§ Work to be completed: Every line that holds "JSON" should be shown.

------------------------------------------------------------

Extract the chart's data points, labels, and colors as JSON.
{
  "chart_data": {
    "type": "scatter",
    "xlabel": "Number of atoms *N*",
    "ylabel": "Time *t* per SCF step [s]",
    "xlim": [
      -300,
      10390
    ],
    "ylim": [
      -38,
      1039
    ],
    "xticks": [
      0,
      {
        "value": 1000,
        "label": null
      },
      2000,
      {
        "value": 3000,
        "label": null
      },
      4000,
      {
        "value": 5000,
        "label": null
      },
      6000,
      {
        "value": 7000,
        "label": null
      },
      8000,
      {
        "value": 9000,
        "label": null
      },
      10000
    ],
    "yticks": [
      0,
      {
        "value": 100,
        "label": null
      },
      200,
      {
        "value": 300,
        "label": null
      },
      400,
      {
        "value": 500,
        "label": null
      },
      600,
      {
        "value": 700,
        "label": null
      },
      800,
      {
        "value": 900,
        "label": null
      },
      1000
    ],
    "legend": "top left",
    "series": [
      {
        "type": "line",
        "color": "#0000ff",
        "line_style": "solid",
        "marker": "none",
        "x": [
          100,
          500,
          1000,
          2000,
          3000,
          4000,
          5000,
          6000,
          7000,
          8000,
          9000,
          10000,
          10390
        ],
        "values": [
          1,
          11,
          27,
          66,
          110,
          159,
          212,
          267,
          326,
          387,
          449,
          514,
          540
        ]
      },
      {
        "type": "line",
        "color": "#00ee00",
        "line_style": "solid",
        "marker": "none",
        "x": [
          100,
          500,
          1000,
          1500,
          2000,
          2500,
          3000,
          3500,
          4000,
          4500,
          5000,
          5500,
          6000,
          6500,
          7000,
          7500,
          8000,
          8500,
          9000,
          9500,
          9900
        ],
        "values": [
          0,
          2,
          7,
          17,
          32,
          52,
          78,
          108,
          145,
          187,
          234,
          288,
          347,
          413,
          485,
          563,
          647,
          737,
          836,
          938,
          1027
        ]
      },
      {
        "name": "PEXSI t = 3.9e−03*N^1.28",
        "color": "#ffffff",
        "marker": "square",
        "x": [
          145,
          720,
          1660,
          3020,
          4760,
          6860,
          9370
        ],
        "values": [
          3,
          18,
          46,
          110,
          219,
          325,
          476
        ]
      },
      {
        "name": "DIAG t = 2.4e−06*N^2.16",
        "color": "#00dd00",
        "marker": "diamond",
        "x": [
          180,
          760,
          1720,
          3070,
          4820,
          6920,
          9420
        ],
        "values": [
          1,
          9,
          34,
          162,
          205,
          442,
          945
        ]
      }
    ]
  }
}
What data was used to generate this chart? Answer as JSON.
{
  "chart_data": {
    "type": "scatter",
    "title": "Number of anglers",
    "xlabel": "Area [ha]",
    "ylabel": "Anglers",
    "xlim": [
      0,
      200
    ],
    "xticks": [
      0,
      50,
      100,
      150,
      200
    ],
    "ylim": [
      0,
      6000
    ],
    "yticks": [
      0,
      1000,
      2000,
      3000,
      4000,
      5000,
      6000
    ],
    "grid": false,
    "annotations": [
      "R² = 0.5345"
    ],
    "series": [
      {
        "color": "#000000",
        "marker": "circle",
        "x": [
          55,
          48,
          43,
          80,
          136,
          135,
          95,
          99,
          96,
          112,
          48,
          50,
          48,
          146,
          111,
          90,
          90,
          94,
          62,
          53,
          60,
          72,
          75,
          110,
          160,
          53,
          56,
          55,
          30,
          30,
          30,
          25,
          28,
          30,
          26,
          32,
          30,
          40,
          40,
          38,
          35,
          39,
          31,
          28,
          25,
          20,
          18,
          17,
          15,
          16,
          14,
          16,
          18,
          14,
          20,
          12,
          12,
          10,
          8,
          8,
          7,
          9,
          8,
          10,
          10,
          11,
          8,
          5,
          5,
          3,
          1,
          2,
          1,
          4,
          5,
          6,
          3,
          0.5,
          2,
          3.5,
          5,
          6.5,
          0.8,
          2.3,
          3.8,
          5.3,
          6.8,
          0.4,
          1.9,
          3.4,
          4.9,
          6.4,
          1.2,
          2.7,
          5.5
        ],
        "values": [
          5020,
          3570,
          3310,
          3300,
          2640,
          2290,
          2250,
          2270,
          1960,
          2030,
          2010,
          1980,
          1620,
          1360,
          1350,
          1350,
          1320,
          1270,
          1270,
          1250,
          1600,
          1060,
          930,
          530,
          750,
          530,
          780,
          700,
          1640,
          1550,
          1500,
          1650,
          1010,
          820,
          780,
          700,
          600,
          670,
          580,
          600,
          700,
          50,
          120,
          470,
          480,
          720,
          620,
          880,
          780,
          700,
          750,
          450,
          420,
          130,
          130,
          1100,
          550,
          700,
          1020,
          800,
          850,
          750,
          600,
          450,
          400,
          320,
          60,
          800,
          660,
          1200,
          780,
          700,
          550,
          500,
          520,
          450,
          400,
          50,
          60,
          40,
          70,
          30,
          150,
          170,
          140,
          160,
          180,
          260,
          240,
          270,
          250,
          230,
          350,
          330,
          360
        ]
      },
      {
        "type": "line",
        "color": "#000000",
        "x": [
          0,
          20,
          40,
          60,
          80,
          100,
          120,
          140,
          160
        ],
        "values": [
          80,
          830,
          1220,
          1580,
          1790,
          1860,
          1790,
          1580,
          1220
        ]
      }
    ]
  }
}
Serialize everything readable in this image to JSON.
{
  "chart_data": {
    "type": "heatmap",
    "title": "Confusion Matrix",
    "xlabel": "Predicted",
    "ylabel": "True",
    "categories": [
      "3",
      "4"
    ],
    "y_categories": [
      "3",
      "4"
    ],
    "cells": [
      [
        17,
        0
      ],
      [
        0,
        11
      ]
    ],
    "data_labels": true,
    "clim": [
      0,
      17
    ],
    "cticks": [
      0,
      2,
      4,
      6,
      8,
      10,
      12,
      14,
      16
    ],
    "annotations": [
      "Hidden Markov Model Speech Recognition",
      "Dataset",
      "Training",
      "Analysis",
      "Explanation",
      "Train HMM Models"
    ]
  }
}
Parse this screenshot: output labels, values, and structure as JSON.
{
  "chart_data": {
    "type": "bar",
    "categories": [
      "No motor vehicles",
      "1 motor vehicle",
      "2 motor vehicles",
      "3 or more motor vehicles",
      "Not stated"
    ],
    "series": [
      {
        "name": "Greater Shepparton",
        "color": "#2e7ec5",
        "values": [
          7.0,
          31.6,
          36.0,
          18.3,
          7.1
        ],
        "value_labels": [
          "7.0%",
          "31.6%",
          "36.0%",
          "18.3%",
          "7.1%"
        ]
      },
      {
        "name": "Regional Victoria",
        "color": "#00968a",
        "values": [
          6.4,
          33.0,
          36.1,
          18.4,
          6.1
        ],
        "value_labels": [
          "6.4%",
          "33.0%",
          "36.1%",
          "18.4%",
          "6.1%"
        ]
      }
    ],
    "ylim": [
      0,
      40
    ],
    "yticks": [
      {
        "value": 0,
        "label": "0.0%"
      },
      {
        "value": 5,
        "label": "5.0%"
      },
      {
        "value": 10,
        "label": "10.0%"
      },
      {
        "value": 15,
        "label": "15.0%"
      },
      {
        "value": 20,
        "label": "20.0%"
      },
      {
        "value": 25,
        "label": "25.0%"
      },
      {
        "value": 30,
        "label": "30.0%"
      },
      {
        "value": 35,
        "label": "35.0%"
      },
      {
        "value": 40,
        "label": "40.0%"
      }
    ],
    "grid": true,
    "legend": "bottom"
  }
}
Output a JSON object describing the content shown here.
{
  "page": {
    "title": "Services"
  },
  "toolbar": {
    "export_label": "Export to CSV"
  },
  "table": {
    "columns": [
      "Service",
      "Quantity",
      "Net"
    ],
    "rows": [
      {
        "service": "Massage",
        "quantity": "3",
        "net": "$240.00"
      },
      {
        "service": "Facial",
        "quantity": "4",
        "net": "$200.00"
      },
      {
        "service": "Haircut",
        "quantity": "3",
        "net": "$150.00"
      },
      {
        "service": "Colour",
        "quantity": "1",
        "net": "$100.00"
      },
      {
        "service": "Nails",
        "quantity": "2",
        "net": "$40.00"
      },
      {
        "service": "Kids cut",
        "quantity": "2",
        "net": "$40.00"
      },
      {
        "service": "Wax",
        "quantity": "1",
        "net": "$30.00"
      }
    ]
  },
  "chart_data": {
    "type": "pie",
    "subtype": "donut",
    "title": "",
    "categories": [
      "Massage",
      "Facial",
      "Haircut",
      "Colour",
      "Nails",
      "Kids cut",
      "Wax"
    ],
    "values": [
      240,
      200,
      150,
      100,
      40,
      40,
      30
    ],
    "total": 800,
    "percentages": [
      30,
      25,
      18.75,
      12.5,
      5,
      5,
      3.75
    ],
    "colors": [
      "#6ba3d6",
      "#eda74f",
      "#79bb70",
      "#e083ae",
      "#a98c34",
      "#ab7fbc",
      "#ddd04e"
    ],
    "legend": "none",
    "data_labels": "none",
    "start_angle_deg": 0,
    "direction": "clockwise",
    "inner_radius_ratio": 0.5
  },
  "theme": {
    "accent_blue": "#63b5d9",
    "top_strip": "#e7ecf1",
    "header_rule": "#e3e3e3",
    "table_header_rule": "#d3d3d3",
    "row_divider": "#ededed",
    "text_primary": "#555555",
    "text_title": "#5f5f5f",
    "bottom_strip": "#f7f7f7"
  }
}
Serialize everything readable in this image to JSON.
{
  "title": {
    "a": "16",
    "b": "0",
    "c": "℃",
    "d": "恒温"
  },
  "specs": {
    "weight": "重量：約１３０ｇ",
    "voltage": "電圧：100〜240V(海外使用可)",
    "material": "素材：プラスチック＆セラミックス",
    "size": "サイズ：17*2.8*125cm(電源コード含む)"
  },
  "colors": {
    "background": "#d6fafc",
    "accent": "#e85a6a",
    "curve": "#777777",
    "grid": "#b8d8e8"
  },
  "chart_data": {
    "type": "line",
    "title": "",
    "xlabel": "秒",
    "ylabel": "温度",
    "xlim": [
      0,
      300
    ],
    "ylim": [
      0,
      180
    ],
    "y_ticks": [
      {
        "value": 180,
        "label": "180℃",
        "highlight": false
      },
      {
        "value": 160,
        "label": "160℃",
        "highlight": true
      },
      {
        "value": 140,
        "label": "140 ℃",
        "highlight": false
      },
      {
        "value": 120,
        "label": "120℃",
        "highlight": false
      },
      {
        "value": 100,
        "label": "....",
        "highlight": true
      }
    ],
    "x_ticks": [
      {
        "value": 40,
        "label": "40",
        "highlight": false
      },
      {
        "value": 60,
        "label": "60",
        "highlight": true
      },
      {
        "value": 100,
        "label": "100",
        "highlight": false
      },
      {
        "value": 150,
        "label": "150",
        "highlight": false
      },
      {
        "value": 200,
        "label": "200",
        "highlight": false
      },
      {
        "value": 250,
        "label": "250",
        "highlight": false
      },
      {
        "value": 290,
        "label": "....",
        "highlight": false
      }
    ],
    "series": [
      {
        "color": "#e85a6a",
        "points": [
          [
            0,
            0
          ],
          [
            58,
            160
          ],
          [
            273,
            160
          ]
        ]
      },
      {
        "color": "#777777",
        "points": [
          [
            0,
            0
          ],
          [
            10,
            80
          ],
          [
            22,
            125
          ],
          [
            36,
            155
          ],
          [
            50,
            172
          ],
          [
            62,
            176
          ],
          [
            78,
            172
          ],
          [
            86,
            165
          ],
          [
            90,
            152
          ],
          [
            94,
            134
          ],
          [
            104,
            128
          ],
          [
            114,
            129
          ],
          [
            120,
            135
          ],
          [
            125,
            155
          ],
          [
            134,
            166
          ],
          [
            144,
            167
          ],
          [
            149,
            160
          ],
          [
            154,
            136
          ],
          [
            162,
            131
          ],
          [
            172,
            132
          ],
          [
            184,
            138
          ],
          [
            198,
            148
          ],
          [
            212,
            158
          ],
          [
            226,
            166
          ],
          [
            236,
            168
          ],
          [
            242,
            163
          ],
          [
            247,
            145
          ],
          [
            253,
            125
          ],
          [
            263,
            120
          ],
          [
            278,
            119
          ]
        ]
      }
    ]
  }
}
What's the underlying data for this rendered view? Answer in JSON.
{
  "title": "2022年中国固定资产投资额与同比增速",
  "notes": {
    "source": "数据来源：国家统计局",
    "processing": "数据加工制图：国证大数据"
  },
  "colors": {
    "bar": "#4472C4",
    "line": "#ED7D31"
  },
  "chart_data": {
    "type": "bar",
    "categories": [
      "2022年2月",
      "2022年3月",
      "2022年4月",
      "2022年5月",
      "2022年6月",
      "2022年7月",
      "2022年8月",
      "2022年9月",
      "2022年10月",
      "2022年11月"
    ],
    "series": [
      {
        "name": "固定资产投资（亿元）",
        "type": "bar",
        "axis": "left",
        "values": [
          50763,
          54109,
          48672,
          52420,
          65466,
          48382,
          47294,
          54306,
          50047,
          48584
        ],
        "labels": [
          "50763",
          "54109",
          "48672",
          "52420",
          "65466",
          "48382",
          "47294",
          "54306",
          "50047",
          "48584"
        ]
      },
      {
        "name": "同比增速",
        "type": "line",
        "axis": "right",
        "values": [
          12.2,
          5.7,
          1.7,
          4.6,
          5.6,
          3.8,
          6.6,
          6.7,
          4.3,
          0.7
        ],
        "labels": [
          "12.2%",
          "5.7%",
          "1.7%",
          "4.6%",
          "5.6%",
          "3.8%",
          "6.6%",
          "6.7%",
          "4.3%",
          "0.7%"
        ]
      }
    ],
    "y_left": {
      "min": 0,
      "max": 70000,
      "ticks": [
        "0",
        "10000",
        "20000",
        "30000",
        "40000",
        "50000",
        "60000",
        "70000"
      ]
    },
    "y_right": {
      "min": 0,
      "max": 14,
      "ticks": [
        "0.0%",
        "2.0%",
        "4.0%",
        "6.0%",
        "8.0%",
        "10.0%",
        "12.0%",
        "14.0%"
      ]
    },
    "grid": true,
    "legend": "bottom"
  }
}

------------------------------------------------------------

§ Result of the exercise:
Extract the chart's data points, labels, and colors as JSON.
What data was used to generate this chart? Answer as JSON.
Serialize everything readable in this image to JSON.
Parse this screenshot: output labels, values, and structure as JSON.
Output a JSON object describing the content shown here.
Serialize everything readable in this image to JSON.
What's the underlying data for this rendered view? Answer in JSON.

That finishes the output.